This is admittedly a somewhat unusual idea, as we ordinarily associate figurative language with poetry and with the creative aspects of language. But Gibbs (1994 [above]) suggests that 'what is frequently seen as a creative expression of some idea is often only a spectacular instantiation of specific metaphorical entailments that arise from the small set of conceptual metaphors shared by many individuals within a culture' (p. 424). The conceptual model assumes that the underlying nature of our thought processes is metaphorical. That is, we use metaphor to make sense of our experience. Thus, according to Gibbs, when we encounter a verbal metaphor it automatically activates the corresponding conceptual metaphor." (David W. Carroll, Psychology of Language, 5th ed. Thomson Wadsworth, 2008)

John Updike's Use of Figurative Language

"[John] Updike wrote self-consciously about big subjects and big themes, but he was always celebrated more for his prose style than for his subject matter. And his great gift, on the level of style, was not just descriptive but explicitly figurative--not about presentation, in other words, but about transformation. This gift could work both for and against him. Figurative language, best employed, is a way of making connections between disparate phenomena, but even more than that it is a way of making us see better, more freshly, more naïvely. Updike was more than capable of such flights:

Outdoors it is growing dark and cool. The Norway maples exhale the smell of their sticky new buds and the broad living-room windows along Wilbur Street show beyond the silver patch of a television set the warm bulbs burning in kitchens, like fires at the backs of caves. . . .  [A] mailbox stands leaning in twilight on its concrete post. Tall two-petaled street sign, the cleat-gouged trunk of the telephone pole holding its insulators against the sky, fire hydrant like a golden bush: a grove.

INFORMATION PROVIDED ::
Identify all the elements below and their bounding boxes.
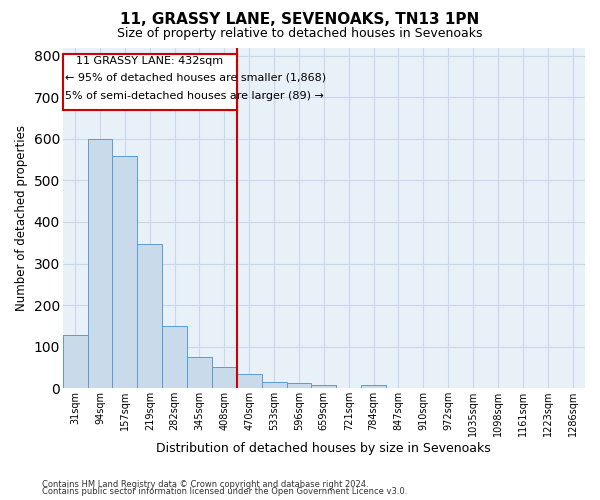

INSTRUCTIONS TO FOLLOW ::
In the text on figurative language above, what does the quoted Updike passage compare the fire hydrant to?

WRITTEN ANSWER ::
A golden bush.